> _Exercise brief_:
Find every line in the records that holds the string "servings". Copy each one.

> _Data entries_:
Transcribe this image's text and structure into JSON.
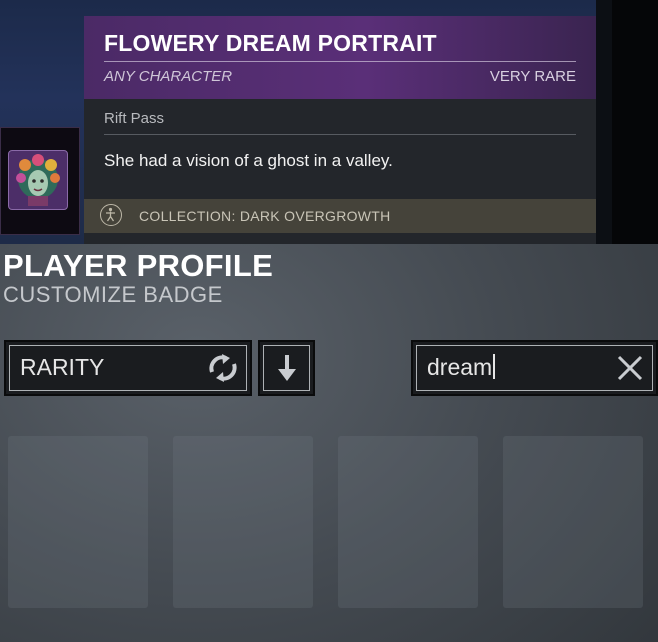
{
  "tooltip": {
    "title": "FLOWERY DREAM PORTRAIT",
    "subtitle": "ANY CHARACTER",
    "rarity": "VERY RARE",
    "source": "Rift Pass",
    "description": "She had a vision of a ghost in a valley.",
    "collection": "COLLECTION: DARK OVERGROWTH",
    "colors": {
      "header": "#5a2f78",
      "footer": "#45433a"
    }
  },
  "page": {
    "title": "PLAYER PROFILE",
    "subtitle": "CUSTOMIZE BADGE"
  },
  "controls": {
    "rarity_filter": {
      "label": "RARITY",
      "icon": "refresh-icon"
    },
    "sort_button": {
      "icon": "sort-arrow-down-icon"
    },
    "search": {
      "value": "dream",
      "clear_icon": "close-icon"
    }
  },
  "cards": [
    {
      "state": "empty"
    },
    {
      "state": "empty"
    },
    {
      "state": "empty"
    },
    {
      "state": "empty"
    }
  ]
}
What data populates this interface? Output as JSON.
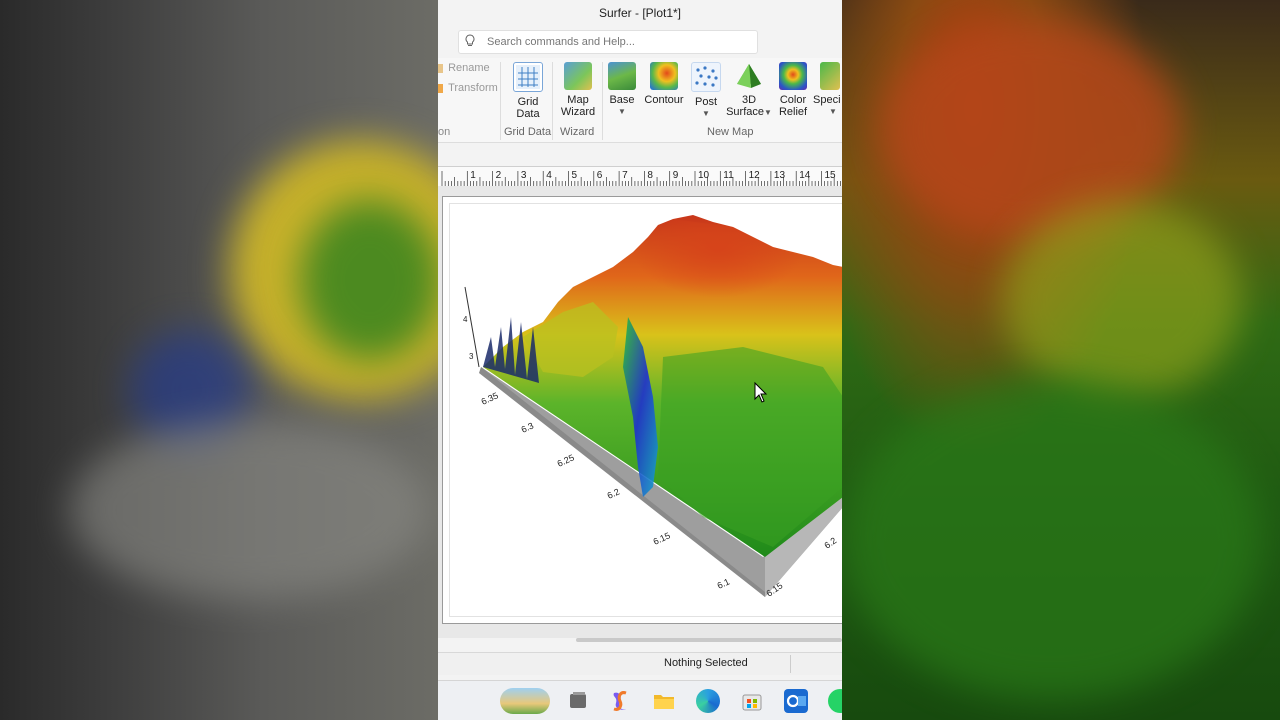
{
  "window": {
    "title": "Surfer - [Plot1*]"
  },
  "search": {
    "placeholder": "Search commands and Help..."
  },
  "ribbon": {
    "rename_label": "Rename",
    "transform_label": "Transform",
    "cut_group_label": "on",
    "grid_data_label": "Grid Data",
    "grid_data_line1": "Grid",
    "grid_data_line2": "Data",
    "map_wizard_line1": "Map",
    "map_wizard_line2": "Wizard",
    "base_label": "Base",
    "contour_label": "Contour",
    "post_label": "Post",
    "surface3d_line1": "3D",
    "surface3d_line2": "Surface",
    "color_relief_line1": "Color",
    "color_relief_line2": "Relief",
    "specialty_label": "Speci",
    "group_grid_data": "Grid Data",
    "group_wizard": "Wizard",
    "group_new_map": "New Map"
  },
  "ruler": {
    "labels": [
      "1",
      "2",
      "3",
      "4",
      "5",
      "6",
      "7",
      "8",
      "9",
      "10",
      "11",
      "12",
      "13",
      "14",
      "15"
    ]
  },
  "plot": {
    "axis_left": [
      "6.35",
      "6.3",
      "6.25",
      "6.2",
      "6.15",
      "6.1"
    ],
    "axis_right": [
      "6.15",
      "6.2"
    ],
    "z_ticks": [
      "4",
      "3"
    ]
  },
  "status": {
    "text": "Nothing Selected"
  },
  "colors": {
    "peak": "#c8361a",
    "mid": "#d9c21a",
    "low": "#2e9e1e",
    "valley": "#1d2fd0",
    "base_wall": "#9e9e9e"
  },
  "taskbar": {
    "icons": [
      "widgets-icon",
      "task-view-icon",
      "copilot-icon",
      "file-explorer-icon",
      "edge-icon",
      "store-icon",
      "outlook-icon",
      "whatsapp-icon"
    ]
  }
}
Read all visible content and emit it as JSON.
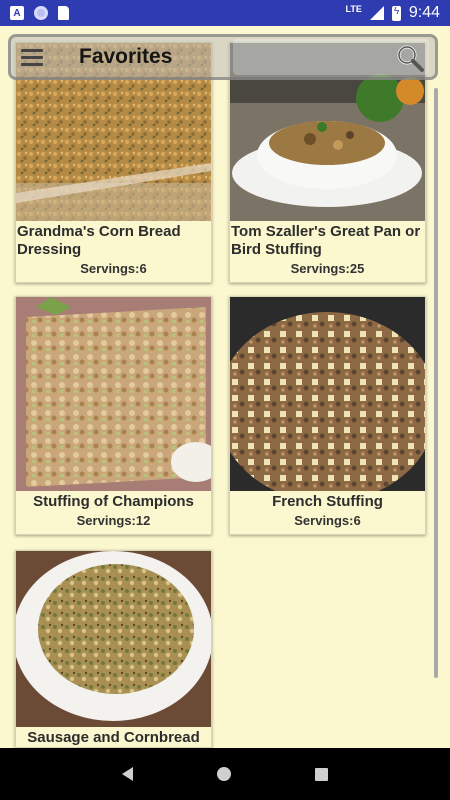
{
  "status_bar": {
    "network": "LTE",
    "time": "9:44",
    "icons": [
      "a-notification-icon",
      "circle-notification-icon",
      "sd-card-icon",
      "signal-icon",
      "battery-charging-icon"
    ]
  },
  "toolbar": {
    "title": "Favorites",
    "menu_icon": "hamburger-menu-icon",
    "search_icon": "search-icon"
  },
  "recipes": [
    {
      "title": "Grandma's Corn Bread Dressing",
      "servings": "Servings:6"
    },
    {
      "title": "Tom Szaller's Great Pan or Bird Stuffing",
      "servings": "Servings:25"
    },
    {
      "title": "Stuffing of Champions",
      "servings": "Servings:12"
    },
    {
      "title": "French Stuffing",
      "servings": "Servings:6"
    },
    {
      "title": "Sausage and Cornbread",
      "servings": ""
    }
  ],
  "nav_bar": {
    "icons": [
      "back-icon",
      "home-icon",
      "recents-icon"
    ]
  }
}
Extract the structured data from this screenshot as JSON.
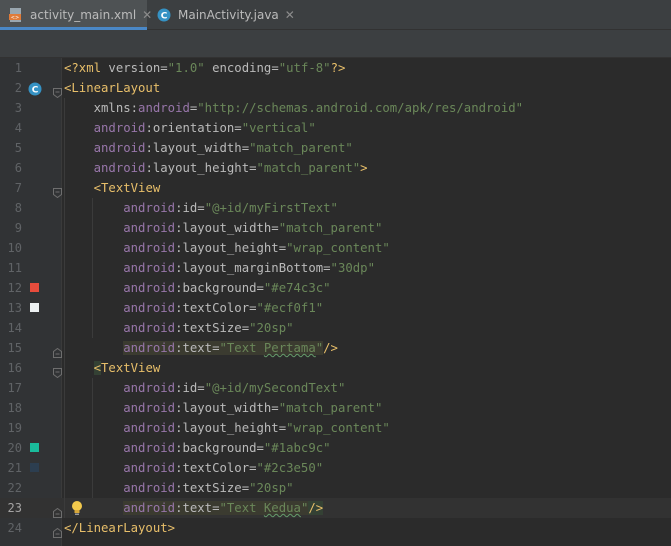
{
  "tabs": [
    {
      "label": "activity_main.xml",
      "icon": "xml-file-icon",
      "active": true
    },
    {
      "label": "MainActivity.java",
      "icon": "java-class-icon",
      "active": false
    }
  ],
  "editor": {
    "current_line": 23,
    "lines": [
      {
        "n": "1",
        "segs": [
          [
            "t-tag",
            "<?xml "
          ],
          [
            "t-attr",
            "version="
          ],
          [
            "t-val",
            "\"1.0\""
          ],
          [
            "t-plain",
            " "
          ],
          [
            "t-attr",
            "encoding="
          ],
          [
            "t-val",
            "\"utf-8\""
          ],
          [
            "t-tag",
            "?>"
          ]
        ]
      },
      {
        "n": "2",
        "segs": [
          [
            "t-tag",
            "<LinearLayout"
          ]
        ]
      },
      {
        "n": "3",
        "segs": [
          [
            "t-plain",
            "    "
          ],
          [
            "t-attr",
            "xmlns:"
          ],
          [
            "t-ns",
            "android"
          ],
          [
            "t-attr",
            "="
          ],
          [
            "t-val",
            "\"http://schemas.android.com/apk/res/android\""
          ]
        ]
      },
      {
        "n": "4",
        "segs": [
          [
            "t-plain",
            "    "
          ],
          [
            "t-ns",
            "android"
          ],
          [
            "t-attr",
            ":orientation="
          ],
          [
            "t-val",
            "\"vertical\""
          ]
        ]
      },
      {
        "n": "5",
        "segs": [
          [
            "t-plain",
            "    "
          ],
          [
            "t-ns",
            "android"
          ],
          [
            "t-attr",
            ":layout_width="
          ],
          [
            "t-val",
            "\"match_parent\""
          ]
        ]
      },
      {
        "n": "6",
        "segs": [
          [
            "t-plain",
            "    "
          ],
          [
            "t-ns",
            "android"
          ],
          [
            "t-attr",
            ":layout_height="
          ],
          [
            "t-val",
            "\"match_parent\""
          ],
          [
            "t-tag",
            ">"
          ]
        ]
      },
      {
        "n": "7",
        "segs": [
          [
            "t-plain",
            "    "
          ],
          [
            "t-tag",
            "<TextView"
          ]
        ]
      },
      {
        "n": "8",
        "segs": [
          [
            "t-plain",
            "        "
          ],
          [
            "t-ns",
            "android"
          ],
          [
            "t-attr",
            ":id="
          ],
          [
            "t-val",
            "\"@+id/myFirstText\""
          ]
        ]
      },
      {
        "n": "9",
        "segs": [
          [
            "t-plain",
            "        "
          ],
          [
            "t-ns",
            "android"
          ],
          [
            "t-attr",
            ":layout_width="
          ],
          [
            "t-val",
            "\"match_parent\""
          ]
        ]
      },
      {
        "n": "10",
        "segs": [
          [
            "t-plain",
            "        "
          ],
          [
            "t-ns",
            "android"
          ],
          [
            "t-attr",
            ":layout_height="
          ],
          [
            "t-val",
            "\"wrap_content\""
          ]
        ]
      },
      {
        "n": "11",
        "segs": [
          [
            "t-plain",
            "        "
          ],
          [
            "t-ns",
            "android"
          ],
          [
            "t-attr",
            ":layout_marginBottom="
          ],
          [
            "t-val",
            "\"30dp\""
          ]
        ]
      },
      {
        "n": "12",
        "segs": [
          [
            "t-plain",
            "        "
          ],
          [
            "t-ns",
            "android"
          ],
          [
            "t-attr",
            ":background="
          ],
          [
            "t-val",
            "\"#e74c3c\""
          ]
        ]
      },
      {
        "n": "13",
        "segs": [
          [
            "t-plain",
            "        "
          ],
          [
            "t-ns",
            "android"
          ],
          [
            "t-attr",
            ":textColor="
          ],
          [
            "t-val",
            "\"#ecf0f1\""
          ]
        ]
      },
      {
        "n": "14",
        "segs": [
          [
            "t-plain",
            "        "
          ],
          [
            "t-ns",
            "android"
          ],
          [
            "t-attr",
            ":textSize="
          ],
          [
            "t-val",
            "\"20sp\""
          ]
        ]
      },
      {
        "n": "15",
        "segs": [
          [
            "t-plain",
            "        "
          ],
          [
            "t-ns hl",
            "android"
          ],
          [
            "t-attr hl",
            ":text="
          ],
          [
            "t-val hl",
            "\"Text "
          ],
          [
            "t-val hl typo",
            "Pertama"
          ],
          [
            "t-val hl",
            "\""
          ],
          [
            "t-tag",
            "/>"
          ]
        ]
      },
      {
        "n": "16",
        "segs": [
          [
            "t-plain",
            "    "
          ],
          [
            "t-tag tagmatch",
            "<"
          ],
          [
            "t-tag",
            "TextView"
          ]
        ]
      },
      {
        "n": "17",
        "segs": [
          [
            "t-plain",
            "        "
          ],
          [
            "t-ns",
            "android"
          ],
          [
            "t-attr",
            ":id="
          ],
          [
            "t-val",
            "\"@+id/mySecondText\""
          ]
        ]
      },
      {
        "n": "18",
        "segs": [
          [
            "t-plain",
            "        "
          ],
          [
            "t-ns",
            "android"
          ],
          [
            "t-attr",
            ":layout_width="
          ],
          [
            "t-val",
            "\"match_parent\""
          ]
        ]
      },
      {
        "n": "19",
        "segs": [
          [
            "t-plain",
            "        "
          ],
          [
            "t-ns",
            "android"
          ],
          [
            "t-attr",
            ":layout_height="
          ],
          [
            "t-val",
            "\"wrap_content\""
          ]
        ]
      },
      {
        "n": "20",
        "segs": [
          [
            "t-plain",
            "        "
          ],
          [
            "t-ns",
            "android"
          ],
          [
            "t-attr",
            ":background="
          ],
          [
            "t-val",
            "\"#1abc9c\""
          ]
        ]
      },
      {
        "n": "21",
        "segs": [
          [
            "t-plain",
            "        "
          ],
          [
            "t-ns",
            "android"
          ],
          [
            "t-attr",
            ":textColor="
          ],
          [
            "t-val",
            "\"#2c3e50\""
          ]
        ]
      },
      {
        "n": "22",
        "segs": [
          [
            "t-plain",
            "        "
          ],
          [
            "t-ns",
            "android"
          ],
          [
            "t-attr",
            ":textSize="
          ],
          [
            "t-val",
            "\"20sp\""
          ]
        ]
      },
      {
        "n": "23",
        "segs": [
          [
            "t-plain",
            "        "
          ],
          [
            "t-ns hl",
            "android"
          ],
          [
            "t-attr hl",
            ":text="
          ],
          [
            "t-val hl",
            "\"Text "
          ],
          [
            "t-val hl typo",
            "Kedua"
          ],
          [
            "t-val hl",
            "\""
          ],
          [
            "t-tag tagmatch",
            "/>"
          ]
        ]
      },
      {
        "n": "24",
        "segs": [
          [
            "t-tag",
            "</LinearLayout>"
          ]
        ]
      }
    ]
  },
  "gutter_markers": [
    {
      "line": 2,
      "icon": "class-c-icon",
      "color": "#3592c4"
    },
    {
      "line": 12,
      "icon": "color-swatch-icon",
      "color": "#e74c3c"
    },
    {
      "line": 13,
      "icon": "color-swatch-icon",
      "color": "#ecf0f1"
    },
    {
      "line": 20,
      "icon": "color-swatch-icon",
      "color": "#1abc9c"
    },
    {
      "line": 21,
      "icon": "color-swatch-icon",
      "color": "#2c3e50"
    },
    {
      "line": 23,
      "icon": "lightbulb-icon",
      "color": "#f2c94c"
    }
  ],
  "fold_markers": [
    {
      "line": 2,
      "icon": "fold-open-icon"
    },
    {
      "line": 7,
      "icon": "fold-open-icon"
    },
    {
      "line": 15,
      "icon": "fold-close-icon"
    },
    {
      "line": 16,
      "icon": "fold-open-icon"
    },
    {
      "line": 23,
      "icon": "fold-close-icon"
    },
    {
      "line": 24,
      "icon": "fold-close-icon"
    }
  ]
}
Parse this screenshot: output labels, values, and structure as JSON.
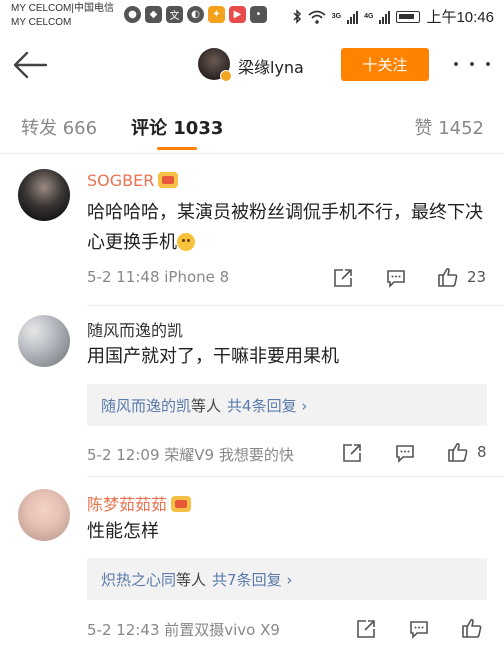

> _Final result_:
      "servings": "Servings:6"
      "servings": "Servings:25"
      "servings": "Servings:12"
      "servings": "Servings:6"
      "servings": ""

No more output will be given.